Objective:
Search the material below for the string "America" and list each line that holds it.

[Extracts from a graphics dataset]
——————————
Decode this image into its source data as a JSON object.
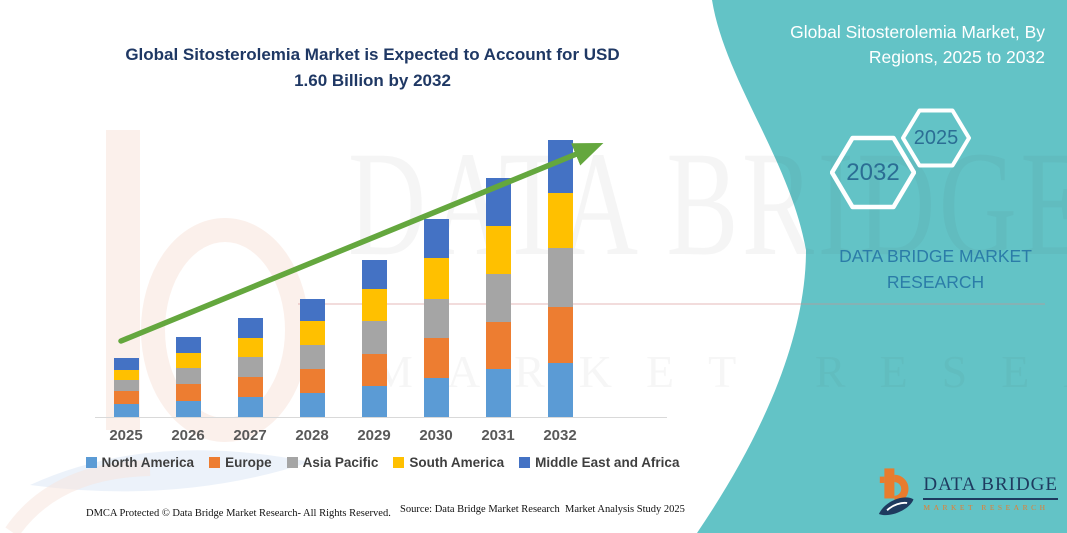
{
  "header": {
    "title": "Global Sitosterolemia Market is Expected to Account for USD 1.60 Billion by 2032"
  },
  "side_panel": {
    "background_color": "#63C3C6",
    "title": "Global Sitosterolemia Market, By Regions, 2025 to 2032",
    "hexagons": [
      {
        "label": "2032"
      },
      {
        "label": "2025"
      }
    ],
    "brand_line1": "DATA BRIDGE MARKET",
    "brand_line2": "RESEARCH",
    "text_color": "#2B7CA8"
  },
  "chart_data": {
    "type": "bar",
    "stacked": true,
    "unit": "USD Billion",
    "title": "Global Sitosterolemia Market, By Regions, 2025 to 2032",
    "categories": [
      "2025",
      "2026",
      "2027",
      "2028",
      "2029",
      "2030",
      "2031",
      "2032"
    ],
    "series": [
      {
        "name": "North America",
        "color": "#5B9BD5",
        "values": [
          0.075,
          0.095,
          0.115,
          0.14,
          0.18,
          0.225,
          0.275,
          0.31
        ]
      },
      {
        "name": "Europe",
        "color": "#ED7D31",
        "values": [
          0.075,
          0.1,
          0.115,
          0.14,
          0.185,
          0.23,
          0.27,
          0.325
        ]
      },
      {
        "name": "Asia Pacific",
        "color": "#A5A5A5",
        "values": [
          0.065,
          0.09,
          0.115,
          0.14,
          0.19,
          0.225,
          0.275,
          0.34
        ]
      },
      {
        "name": "South America",
        "color": "#FFC000",
        "values": [
          0.055,
          0.085,
          0.11,
          0.14,
          0.185,
          0.235,
          0.275,
          0.32
        ]
      },
      {
        "name": "Middle East and Africa",
        "color": "#4472C4",
        "values": [
          0.07,
          0.09,
          0.115,
          0.13,
          0.17,
          0.225,
          0.275,
          0.305
        ]
      }
    ],
    "totals_estimated": [
      0.34,
      0.46,
      0.57,
      0.69,
      0.91,
      1.14,
      1.37,
      1.6
    ],
    "highlight_value": "USD 1.60 Billion by 2032",
    "xlabel": "",
    "ylabel": "",
    "ylim": [
      0,
      1.7
    ],
    "gridlines": false,
    "legend_position": "bottom",
    "annotations": [
      {
        "type": "growth-arrow",
        "color": "#64A73E"
      }
    ]
  },
  "footer": {
    "dmca": "DMCA Protected © Data Bridge Market Research- All Rights Reserved.",
    "source": "Source: Data Bridge Market Research  Market Analysis Study 2025"
  },
  "logo": {
    "title": "DATA BRIDGE",
    "subtitle": "MARKET RESEARCH",
    "navy": "#1E3A5F",
    "orange": "#E87C2E"
  },
  "watermark": {
    "line1": "DATA BRIDGE",
    "line2": "MARKET RESEARCH"
  }
}
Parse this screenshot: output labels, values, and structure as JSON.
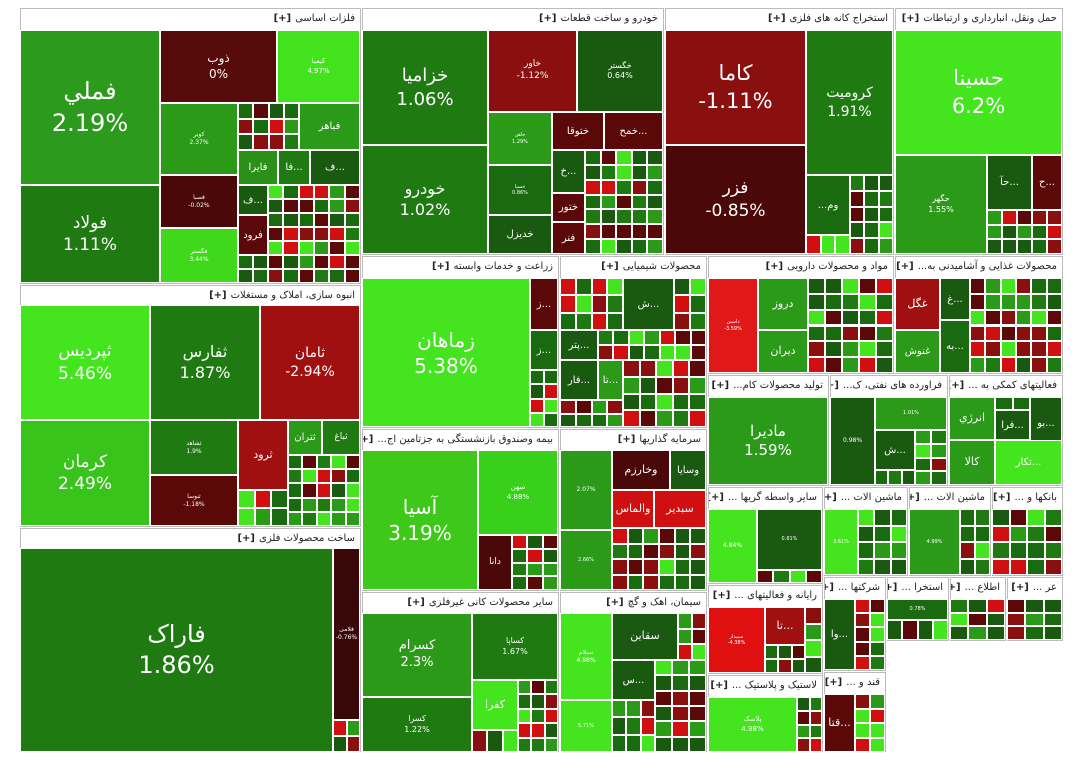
{
  "toggle": "[+]",
  "groups": [
    {
      "title": "فلزات اساسی",
      "tiles": [
        {
          "label": "فملي",
          "value": 2.19,
          "value_label": "2.19%",
          "color": "#2c9a1c"
        },
        {
          "label": "فولاد",
          "value": 1.11,
          "value_label": "1.11%",
          "color": "#1f7a12"
        },
        {
          "label": "ذوب",
          "value": 0,
          "value_label": "0%",
          "color": "#560a0a"
        },
        {
          "label": "کیمیا",
          "value": 4.97,
          "value_label": "4.97%",
          "color": "#42e21c"
        },
        {
          "label": "کویر",
          "value": 2.37,
          "value_label": "2.37%",
          "color": "#2a9a18"
        },
        {
          "label": "فباهر",
          "color": "#2a9a18"
        },
        {
          "label": "فصبا",
          "value": -0.02,
          "value_label": "-0.02%",
          "color": "#4a0808"
        },
        {
          "label": "فگستر",
          "value": 3.44,
          "value_label": "3.44%",
          "color": "#3fd81a"
        },
        {
          "label": "فایرا",
          "color": "#2a9018"
        },
        {
          "label": "فا...",
          "color": "#1f7a12"
        },
        {
          "label": "ف...",
          "color": "#1a5a10"
        },
        {
          "label": "ف...",
          "color": "#1a5a10"
        },
        {
          "label": "فرود",
          "color": "#5a0808"
        }
      ]
    },
    {
      "title": "انبوه سازی، املاک و مستغلات",
      "tiles": [
        {
          "label": "ثپردیس",
          "value": 5.46,
          "value_label": "5.46%",
          "color": "#44e41e"
        },
        {
          "label": "کرمان",
          "value": 2.49,
          "value_label": "2.49%",
          "color": "#38c41a"
        },
        {
          "label": "ثفارس",
          "value": 1.87,
          "value_label": "1.87%",
          "color": "#1f7a12"
        },
        {
          "label": "ثامان",
          "value": -2.94,
          "value_label": "-2.94%",
          "color": "#a01010"
        },
        {
          "label": "ثشاهد",
          "value": 1.9,
          "value_label": "1.9%",
          "color": "#1f7a12"
        },
        {
          "label": "ثنوسا",
          "value": -1.18,
          "value_label": "-1.18%",
          "color": "#5a0808"
        },
        {
          "label": "ثرود",
          "color": "#a01010"
        },
        {
          "label": "ثتران",
          "color": "#2a9a18"
        },
        {
          "label": "ثباغ",
          "color": "#1f7a12"
        }
      ]
    },
    {
      "title": "ساخت محصولات فلزی",
      "tiles": [
        {
          "label": "فاراک",
          "value": 1.86,
          "value_label": "1.86%",
          "color": "#1f7a12"
        },
        {
          "label": "فلامی",
          "value": -0.76,
          "value_label": "-0.76%",
          "color": "#3a0808"
        }
      ]
    },
    {
      "title": "خودرو و ساخت قطعات",
      "tiles": [
        {
          "label": "خزامیا",
          "value": 1.06,
          "value_label": "1.06%",
          "color": "#1f7a12"
        },
        {
          "label": "خودرو",
          "value": 1.02,
          "value_label": "1.02%",
          "color": "#1f7a12"
        },
        {
          "label": "خاور",
          "value": -1.12,
          "value_label": "-1.12%",
          "color": "#8a1010"
        },
        {
          "label": "خگستر",
          "value": 0.64,
          "value_label": "0.64%",
          "color": "#1a5a10"
        },
        {
          "label": "خاهن",
          "value": 1.29,
          "value_label": "1.29%",
          "color": "#2a9a18"
        },
        {
          "label": "خسپا",
          "value": 0.86,
          "value_label": "0.86%",
          "color": "#1a6a10"
        },
        {
          "label": "خديزل",
          "color": "#1a5a10"
        },
        {
          "label": "ختوقا",
          "color": "#5a0808"
        },
        {
          "label": "خمح...",
          "color": "#5a0808"
        },
        {
          "label": "خ...",
          "color": "#1a5a10"
        },
        {
          "label": "ختور",
          "color": "#5a0808"
        },
        {
          "label": "فنر",
          "color": "#5a0808"
        }
      ]
    },
    {
      "title": "استخراج کانه های فلزی",
      "tiles": [
        {
          "label": "کاما",
          "value": -1.11,
          "value_label": "-1.11%",
          "color": "#8a1010"
        },
        {
          "label": "فزر",
          "value": -0.85,
          "value_label": "-0.85%",
          "color": "#4a0808"
        },
        {
          "label": "کرومیت",
          "value": 1.91,
          "value_label": "1.91%",
          "color": "#1f7a12"
        },
        {
          "label": "...وم",
          "color": "#1a6a10"
        }
      ]
    },
    {
      "title": "حمل ونقل، انبارداری و ارتباطات",
      "tiles": [
        {
          "label": "حسینا",
          "value": 6.2,
          "value_label": "6.2%",
          "color": "#44e41e"
        },
        {
          "label": "حگهر",
          "value": 1.55,
          "value_label": "1.55%",
          "color": "#2a9a18"
        },
        {
          "label": "حآ...",
          "color": "#1a5a10"
        },
        {
          "label": "ح...",
          "color": "#5a0808"
        }
      ]
    },
    {
      "title": "زراعت و خدمات وابسته",
      "tiles": [
        {
          "label": "زماهان",
          "value": 5.38,
          "value_label": "5.38%",
          "color": "#44e41e"
        },
        {
          "label": "ز...",
          "color": "#5a0808"
        },
        {
          "label": "ز...",
          "color": "#1a6a10"
        }
      ]
    },
    {
      "title": "محصولات شیمیایی",
      "tiles": [
        {
          "label": "ش...",
          "color": "#1a5a10"
        },
        {
          "label": "پتر...",
          "color": "#1a5a10"
        },
        {
          "label": "فار...",
          "color": "#1a5a10"
        },
        {
          "label": "تا...",
          "color": "#2a9a18"
        }
      ]
    },
    {
      "title": "مواد و محصولات دارویی",
      "tiles": [
        {
          "label": "داسین",
          "value": -3.59,
          "value_label": "-3.59%",
          "color": "#e01818"
        },
        {
          "label": "دروز",
          "color": "#2a9a18"
        },
        {
          "label": "دیران",
          "color": "#2a9a18"
        }
      ]
    },
    {
      "title": "محصولات غذایی و آشامیدنی به...",
      "tiles": [
        {
          "label": "غگل",
          "color": "#a01010"
        },
        {
          "label": "غ...",
          "color": "#1a5a10"
        },
        {
          "label": "غنوش",
          "color": "#2a9a18"
        },
        {
          "label": "به...",
          "color": "#1a6a10"
        }
      ]
    },
    {
      "title": "بیمه وصندوق بازنشستگی به جزتامین اج...",
      "tiles": [
        {
          "label": "آسیا",
          "value": 3.19,
          "value_label": "3.19%",
          "color": "#3ec81a"
        },
        {
          "label": "میهن",
          "value": 4.88,
          "value_label": "4.88%",
          "color": "#38d01a"
        },
        {
          "label": "دانا",
          "color": "#4a0808"
        }
      ]
    },
    {
      "title": "سرمایه گذاریها",
      "tiles": [
        {
          "value": 2.07,
          "value_label": "2.07%",
          "color": "#2a9a18"
        },
        {
          "label": "وسایا",
          "color": "#1a5a10"
        },
        {
          "label": "وخارزم",
          "color": "#4a0808"
        },
        {
          "label": "سبدیر",
          "color": "#d01010"
        },
        {
          "label": "والماس",
          "color": "#d01010"
        },
        {
          "value": 2.66,
          "value_label": "2.66%",
          "color": "#2a9a18"
        }
      ]
    },
    {
      "title": "سایر محصولات کانی غیرفلزی",
      "tiles": [
        {
          "label": "کسرام",
          "value": 2.3,
          "value_label": "2.3%",
          "color": "#2a9a18"
        },
        {
          "label": "کسرا",
          "value": 1.22,
          "value_label": "1.22%",
          "color": "#1f7a12"
        },
        {
          "label": "کساپا",
          "value": 1.67,
          "value_label": "1.67%",
          "color": "#1f7a12"
        },
        {
          "label": "کفرا",
          "color": "#44e41e"
        }
      ]
    },
    {
      "title": "سیمان، اهک و گچ",
      "tiles": [
        {
          "label": "سیلام",
          "value": 4.98,
          "value_label": "4.98%",
          "color": "#44e41e"
        },
        {
          "label": "سقاين",
          "color": "#1a5a10"
        },
        {
          "label": "س...",
          "color": "#1a5a10"
        },
        {
          "value": 5.71,
          "value_label": "5.71%",
          "color": "#44e41e"
        }
      ]
    },
    {
      "title": "تولید محصولات کام...",
      "tiles": [
        {
          "label": "مادیرا",
          "value": 1.59,
          "value_label": "1.59%",
          "color": "#2a9a18"
        }
      ]
    },
    {
      "title": "فراورده های نفتی، ک...",
      "tiles": [
        {
          "value": 0.98,
          "value_label": "0.98%",
          "color": "#1a5a10"
        },
        {
          "value": 1.01,
          "value_label": "1.01%",
          "color": "#2a9a18"
        },
        {
          "label": "ش...",
          "color": "#1a5a10"
        }
      ]
    },
    {
      "title": "فعالیتهای کمکی به ...",
      "tiles": [
        {
          "label": "انرژي",
          "color": "#2a9a18"
        },
        {
          "label": "فرا...",
          "color": "#1a5a10"
        },
        {
          "label": "بو...",
          "color": "#1a5a10"
        },
        {
          "label": "کالا",
          "color": "#2a9a18"
        },
        {
          "label": "تکار...",
          "color": "#44e41e"
        }
      ]
    },
    {
      "title": "سایر واسطه گریها ...",
      "tiles": [
        {
          "value": 4.84,
          "value_label": "4.84%",
          "color": "#44e41e"
        },
        {
          "value": 0.81,
          "value_label": "0.81%",
          "color": "#1a5a10"
        }
      ]
    },
    {
      "title": "ماشین الات ...",
      "tiles": [
        {
          "value": 3.61,
          "value_label": "3.61%",
          "color": "#44e41e"
        }
      ]
    },
    {
      "title": "ماشین الات ...",
      "tiles": [
        {
          "value": 4.99,
          "value_label": "4.99%",
          "color": "#2a9a18"
        }
      ]
    },
    {
      "title": "بانکها و ...",
      "tiles": []
    },
    {
      "title": "رایانه و فعالیتهای ...",
      "tiles": [
        {
          "label": "سپیدار",
          "value": -4.38,
          "value_label": "-4.38%",
          "color": "#e01010"
        },
        {
          "label": "تا...",
          "color": "#a01010"
        }
      ]
    },
    {
      "title": "شرکتها ...",
      "tiles": [
        {
          "label": "وا...",
          "color": "#1a5a10"
        }
      ]
    },
    {
      "title": "استخرا ...",
      "tiles": [
        {
          "value": 0.78,
          "value_label": "0.78%",
          "color": "#1a6a10"
        }
      ]
    },
    {
      "title": "اطلاع ...",
      "tiles": []
    },
    {
      "title": "عر ...",
      "tiles": []
    },
    {
      "title": "قند و ...",
      "tiles": [
        {
          "label": "قتا...",
          "color": "#5a0808"
        }
      ]
    },
    {
      "title": "لاستیک و پلاستیک ...",
      "tiles": [
        {
          "label": "پلاسک",
          "value": 4.98,
          "value_label": "4.98%",
          "color": "#44e41e"
        }
      ]
    }
  ]
}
——————————
Final answer:
        "name": "North America",
        "name": "South America",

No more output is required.